(Figure data in JSON)
# # # # #

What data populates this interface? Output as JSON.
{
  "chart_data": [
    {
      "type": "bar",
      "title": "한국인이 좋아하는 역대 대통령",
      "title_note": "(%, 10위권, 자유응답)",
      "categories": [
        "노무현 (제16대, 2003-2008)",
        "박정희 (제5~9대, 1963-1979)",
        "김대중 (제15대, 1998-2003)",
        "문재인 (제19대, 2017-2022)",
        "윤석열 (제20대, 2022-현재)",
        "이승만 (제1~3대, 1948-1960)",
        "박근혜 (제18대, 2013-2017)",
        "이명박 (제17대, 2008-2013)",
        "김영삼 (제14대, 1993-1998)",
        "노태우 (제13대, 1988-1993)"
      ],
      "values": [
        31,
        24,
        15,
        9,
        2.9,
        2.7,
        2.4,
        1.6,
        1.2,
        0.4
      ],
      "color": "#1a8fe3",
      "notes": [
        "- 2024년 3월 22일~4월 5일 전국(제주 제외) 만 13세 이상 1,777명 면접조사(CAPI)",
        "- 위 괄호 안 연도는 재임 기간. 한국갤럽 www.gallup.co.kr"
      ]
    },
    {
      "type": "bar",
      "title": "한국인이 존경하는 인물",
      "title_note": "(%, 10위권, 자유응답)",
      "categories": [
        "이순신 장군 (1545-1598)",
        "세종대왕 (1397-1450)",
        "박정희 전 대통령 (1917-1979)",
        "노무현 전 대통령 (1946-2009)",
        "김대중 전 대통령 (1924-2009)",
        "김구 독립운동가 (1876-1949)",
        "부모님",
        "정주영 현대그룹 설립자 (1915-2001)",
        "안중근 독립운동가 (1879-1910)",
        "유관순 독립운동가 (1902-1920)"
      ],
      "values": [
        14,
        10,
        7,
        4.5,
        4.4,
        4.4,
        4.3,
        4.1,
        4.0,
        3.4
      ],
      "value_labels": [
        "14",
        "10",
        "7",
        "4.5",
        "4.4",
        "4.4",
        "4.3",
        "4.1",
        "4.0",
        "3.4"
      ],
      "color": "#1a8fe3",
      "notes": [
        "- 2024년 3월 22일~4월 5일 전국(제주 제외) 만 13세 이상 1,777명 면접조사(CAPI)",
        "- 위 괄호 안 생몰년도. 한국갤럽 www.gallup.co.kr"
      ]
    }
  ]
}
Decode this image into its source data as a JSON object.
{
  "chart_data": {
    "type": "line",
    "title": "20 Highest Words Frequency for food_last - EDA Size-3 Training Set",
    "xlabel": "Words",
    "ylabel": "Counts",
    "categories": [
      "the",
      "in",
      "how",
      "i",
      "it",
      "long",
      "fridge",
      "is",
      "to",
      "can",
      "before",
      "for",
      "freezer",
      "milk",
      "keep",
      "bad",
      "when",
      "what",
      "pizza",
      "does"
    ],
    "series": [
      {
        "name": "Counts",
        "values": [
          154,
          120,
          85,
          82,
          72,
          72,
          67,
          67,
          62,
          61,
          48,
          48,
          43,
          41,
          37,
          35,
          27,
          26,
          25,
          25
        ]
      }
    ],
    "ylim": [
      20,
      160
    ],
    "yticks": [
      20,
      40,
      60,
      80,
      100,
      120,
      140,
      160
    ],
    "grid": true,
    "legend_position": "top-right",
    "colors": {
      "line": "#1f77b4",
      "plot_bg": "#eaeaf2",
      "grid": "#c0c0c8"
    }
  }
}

# # # # #

EXERCISE INSTRUCTIONS - Find the line containing "Decode this image" in the material above. Print it and every line after it through the end, exactly and only those.

RESULT FOR THIS EXERCISE -
Decode this image into its source data as a JSON object.
{
  "chart_data": {
    "type": "line",
    "title": "20 Highest Words Frequency for food_last - EDA Size-3 Training Set",
    "xlabel": "Words",
    "ylabel": "Counts",
    "categories": [
      "the",
      "in",
      "how",
      "i",
      "it",
      "long",
      "fridge",
      "is",
      "to",
      "can",
      "before",
      "for",
      "freezer",
      "milk",
      "keep",
      "bad",
      "when",
      "what",
      "pizza",
      "does"
    ],
    "series": [
      {
        "name": "Counts",
        "values": [
          154,
          120,
          85,
          82,
          72,
          72,
          67,
          67,
          62,
          61,
          48,
          48,
          43,
          41,
          37,
          35,
          27,
          26,
          25,
          25
        ]
      }
    ],
    "ylim": [
      20,
      160
    ],
    "yticks": [
      20,
      40,
      60,
      80,
      100,
      120,
      140,
      160
    ],
    "grid": true,
    "legend_position": "top-right",
    "colors": {
      "line": "#1f77b4",
      "plot_bg": "#eaeaf2",
      "grid": "#c0c0c8"
    }
  }
}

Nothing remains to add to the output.